— start DATASET RECORDS —

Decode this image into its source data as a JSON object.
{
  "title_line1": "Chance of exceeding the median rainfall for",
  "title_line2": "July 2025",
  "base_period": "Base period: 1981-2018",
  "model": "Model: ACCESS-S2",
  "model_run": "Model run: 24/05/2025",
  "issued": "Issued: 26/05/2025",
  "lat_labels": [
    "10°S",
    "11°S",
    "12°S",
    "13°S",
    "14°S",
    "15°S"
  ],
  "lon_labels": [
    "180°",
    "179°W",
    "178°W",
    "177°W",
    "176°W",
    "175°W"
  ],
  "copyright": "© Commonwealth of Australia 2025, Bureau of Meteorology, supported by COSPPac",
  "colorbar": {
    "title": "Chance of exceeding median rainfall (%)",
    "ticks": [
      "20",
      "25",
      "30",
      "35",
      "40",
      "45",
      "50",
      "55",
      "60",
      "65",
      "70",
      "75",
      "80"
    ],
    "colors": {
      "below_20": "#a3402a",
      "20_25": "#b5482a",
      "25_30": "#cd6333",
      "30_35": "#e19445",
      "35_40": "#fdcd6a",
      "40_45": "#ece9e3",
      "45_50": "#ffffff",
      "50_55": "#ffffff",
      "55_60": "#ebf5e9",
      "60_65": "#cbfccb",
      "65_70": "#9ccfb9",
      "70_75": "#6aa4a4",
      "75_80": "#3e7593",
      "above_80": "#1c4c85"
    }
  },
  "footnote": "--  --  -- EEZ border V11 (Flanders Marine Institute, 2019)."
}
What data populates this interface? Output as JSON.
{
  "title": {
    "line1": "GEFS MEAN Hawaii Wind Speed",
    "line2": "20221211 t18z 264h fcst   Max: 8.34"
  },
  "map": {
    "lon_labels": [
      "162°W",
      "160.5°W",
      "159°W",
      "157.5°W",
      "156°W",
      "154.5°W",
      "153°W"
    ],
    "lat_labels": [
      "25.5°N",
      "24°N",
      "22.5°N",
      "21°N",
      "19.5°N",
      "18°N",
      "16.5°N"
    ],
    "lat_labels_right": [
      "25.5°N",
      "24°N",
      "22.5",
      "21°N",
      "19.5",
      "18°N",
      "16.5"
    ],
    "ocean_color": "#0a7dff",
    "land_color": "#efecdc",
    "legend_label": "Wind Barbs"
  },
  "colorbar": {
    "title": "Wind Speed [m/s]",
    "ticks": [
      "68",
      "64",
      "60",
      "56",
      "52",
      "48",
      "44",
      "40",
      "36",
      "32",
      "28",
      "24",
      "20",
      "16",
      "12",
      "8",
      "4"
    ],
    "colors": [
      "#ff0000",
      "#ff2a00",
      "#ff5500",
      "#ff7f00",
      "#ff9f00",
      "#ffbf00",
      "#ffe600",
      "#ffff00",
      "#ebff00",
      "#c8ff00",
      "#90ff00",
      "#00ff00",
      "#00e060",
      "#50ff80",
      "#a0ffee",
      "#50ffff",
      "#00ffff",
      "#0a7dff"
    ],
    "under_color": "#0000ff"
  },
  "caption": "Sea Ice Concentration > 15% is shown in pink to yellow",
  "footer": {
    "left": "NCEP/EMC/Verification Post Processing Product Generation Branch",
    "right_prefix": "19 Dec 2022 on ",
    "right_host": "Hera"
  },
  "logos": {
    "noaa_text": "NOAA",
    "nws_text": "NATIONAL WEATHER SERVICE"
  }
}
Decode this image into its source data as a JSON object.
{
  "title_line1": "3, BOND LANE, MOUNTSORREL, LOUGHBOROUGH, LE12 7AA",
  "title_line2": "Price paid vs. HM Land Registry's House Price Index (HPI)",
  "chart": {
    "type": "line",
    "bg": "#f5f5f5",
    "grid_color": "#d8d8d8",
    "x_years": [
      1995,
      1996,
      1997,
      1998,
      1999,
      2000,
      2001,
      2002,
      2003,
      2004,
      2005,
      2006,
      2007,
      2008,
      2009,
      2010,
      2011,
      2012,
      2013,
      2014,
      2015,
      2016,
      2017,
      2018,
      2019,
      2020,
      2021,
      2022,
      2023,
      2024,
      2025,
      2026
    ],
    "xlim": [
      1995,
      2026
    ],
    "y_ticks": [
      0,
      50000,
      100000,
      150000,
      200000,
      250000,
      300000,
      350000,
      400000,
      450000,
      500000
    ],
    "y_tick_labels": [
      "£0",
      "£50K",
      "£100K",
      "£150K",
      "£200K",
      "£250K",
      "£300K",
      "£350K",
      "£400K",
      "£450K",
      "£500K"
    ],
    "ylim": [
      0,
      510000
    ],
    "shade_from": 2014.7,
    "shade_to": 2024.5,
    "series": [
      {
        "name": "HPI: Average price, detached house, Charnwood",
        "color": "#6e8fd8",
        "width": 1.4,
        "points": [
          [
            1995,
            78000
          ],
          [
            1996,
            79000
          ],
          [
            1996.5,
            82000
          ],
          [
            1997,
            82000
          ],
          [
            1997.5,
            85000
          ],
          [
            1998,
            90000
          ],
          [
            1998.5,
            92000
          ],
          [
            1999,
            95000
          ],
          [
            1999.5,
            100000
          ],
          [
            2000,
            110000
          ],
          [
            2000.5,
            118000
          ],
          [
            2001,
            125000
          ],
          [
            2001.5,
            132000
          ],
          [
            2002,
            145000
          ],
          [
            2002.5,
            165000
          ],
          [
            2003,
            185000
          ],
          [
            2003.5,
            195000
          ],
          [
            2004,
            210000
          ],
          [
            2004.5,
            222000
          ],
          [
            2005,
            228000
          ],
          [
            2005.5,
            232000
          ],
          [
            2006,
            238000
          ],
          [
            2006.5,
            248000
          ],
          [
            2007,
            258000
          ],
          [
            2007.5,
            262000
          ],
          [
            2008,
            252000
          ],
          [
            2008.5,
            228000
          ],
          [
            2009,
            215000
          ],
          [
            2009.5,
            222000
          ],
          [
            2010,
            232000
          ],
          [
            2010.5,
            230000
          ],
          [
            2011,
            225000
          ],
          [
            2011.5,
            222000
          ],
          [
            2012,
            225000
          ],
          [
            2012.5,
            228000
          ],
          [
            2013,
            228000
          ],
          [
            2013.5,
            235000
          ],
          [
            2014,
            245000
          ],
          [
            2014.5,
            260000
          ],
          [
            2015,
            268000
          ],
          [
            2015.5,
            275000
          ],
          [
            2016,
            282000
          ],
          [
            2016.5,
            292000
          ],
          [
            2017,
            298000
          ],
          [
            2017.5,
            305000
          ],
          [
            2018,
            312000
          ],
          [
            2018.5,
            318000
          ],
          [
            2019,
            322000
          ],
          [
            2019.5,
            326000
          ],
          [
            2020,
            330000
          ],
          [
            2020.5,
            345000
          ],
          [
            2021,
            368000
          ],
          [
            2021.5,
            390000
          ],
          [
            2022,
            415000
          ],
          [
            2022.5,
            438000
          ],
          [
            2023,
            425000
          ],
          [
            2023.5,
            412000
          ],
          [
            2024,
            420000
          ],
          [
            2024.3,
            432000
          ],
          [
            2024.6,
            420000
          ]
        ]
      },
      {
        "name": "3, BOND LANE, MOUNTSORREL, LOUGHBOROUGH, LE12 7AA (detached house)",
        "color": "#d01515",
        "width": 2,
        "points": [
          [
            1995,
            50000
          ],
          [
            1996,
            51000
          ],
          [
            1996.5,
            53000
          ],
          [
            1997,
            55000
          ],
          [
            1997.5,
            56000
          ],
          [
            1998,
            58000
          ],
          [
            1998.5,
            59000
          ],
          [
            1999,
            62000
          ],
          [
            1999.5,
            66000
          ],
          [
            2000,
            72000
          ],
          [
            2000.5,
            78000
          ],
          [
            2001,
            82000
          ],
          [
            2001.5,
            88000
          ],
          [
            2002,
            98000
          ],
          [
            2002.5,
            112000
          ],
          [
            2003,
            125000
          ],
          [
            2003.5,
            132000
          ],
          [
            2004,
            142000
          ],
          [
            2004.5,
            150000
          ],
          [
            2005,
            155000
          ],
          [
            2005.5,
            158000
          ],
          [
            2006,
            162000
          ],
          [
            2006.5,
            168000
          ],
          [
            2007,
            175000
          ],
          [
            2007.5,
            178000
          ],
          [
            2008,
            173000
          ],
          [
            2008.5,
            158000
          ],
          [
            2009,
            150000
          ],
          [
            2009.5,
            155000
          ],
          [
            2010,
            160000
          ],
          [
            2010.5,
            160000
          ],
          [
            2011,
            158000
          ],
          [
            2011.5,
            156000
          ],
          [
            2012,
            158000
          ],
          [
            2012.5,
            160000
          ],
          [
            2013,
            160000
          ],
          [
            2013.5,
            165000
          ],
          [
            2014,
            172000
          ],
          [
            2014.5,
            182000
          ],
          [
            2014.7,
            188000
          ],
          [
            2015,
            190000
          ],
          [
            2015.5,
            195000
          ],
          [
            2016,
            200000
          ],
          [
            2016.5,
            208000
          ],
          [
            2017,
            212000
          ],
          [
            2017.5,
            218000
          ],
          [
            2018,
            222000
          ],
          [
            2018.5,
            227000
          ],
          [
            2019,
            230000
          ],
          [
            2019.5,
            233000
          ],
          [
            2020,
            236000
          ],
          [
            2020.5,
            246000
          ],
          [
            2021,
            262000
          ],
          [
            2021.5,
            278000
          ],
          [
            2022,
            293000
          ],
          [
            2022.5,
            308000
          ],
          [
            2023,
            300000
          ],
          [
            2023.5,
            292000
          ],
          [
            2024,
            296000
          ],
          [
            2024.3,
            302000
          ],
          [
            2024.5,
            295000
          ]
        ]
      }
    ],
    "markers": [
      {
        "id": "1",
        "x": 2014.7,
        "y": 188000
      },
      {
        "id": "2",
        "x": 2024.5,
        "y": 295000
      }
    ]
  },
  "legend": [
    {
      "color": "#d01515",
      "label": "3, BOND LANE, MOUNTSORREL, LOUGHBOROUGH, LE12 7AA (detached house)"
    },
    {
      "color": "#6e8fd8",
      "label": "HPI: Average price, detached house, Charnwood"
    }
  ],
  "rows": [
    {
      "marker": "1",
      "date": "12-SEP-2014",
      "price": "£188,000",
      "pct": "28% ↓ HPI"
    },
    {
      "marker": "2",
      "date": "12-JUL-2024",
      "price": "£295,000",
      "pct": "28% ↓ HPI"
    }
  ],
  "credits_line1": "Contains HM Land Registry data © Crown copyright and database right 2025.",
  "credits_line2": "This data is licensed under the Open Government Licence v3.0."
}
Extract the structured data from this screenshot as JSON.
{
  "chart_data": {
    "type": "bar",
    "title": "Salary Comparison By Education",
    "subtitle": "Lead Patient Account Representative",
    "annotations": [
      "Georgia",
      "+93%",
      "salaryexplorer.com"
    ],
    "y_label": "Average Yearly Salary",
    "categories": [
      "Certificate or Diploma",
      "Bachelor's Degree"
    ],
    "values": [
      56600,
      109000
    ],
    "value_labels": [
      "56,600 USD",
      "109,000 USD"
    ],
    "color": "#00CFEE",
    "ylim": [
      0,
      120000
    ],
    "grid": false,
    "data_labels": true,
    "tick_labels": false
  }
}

— end DATASET RECORDS —

_EXERCISE BRIEF_. Look for "rainfall" and pull out every line that has it.

_SOLUTION FOR THIS TASK_.
  "title_line1": "Chance of exceeding the median rainfall for",
    "title": "Chance of exceeding median rainfall (%)",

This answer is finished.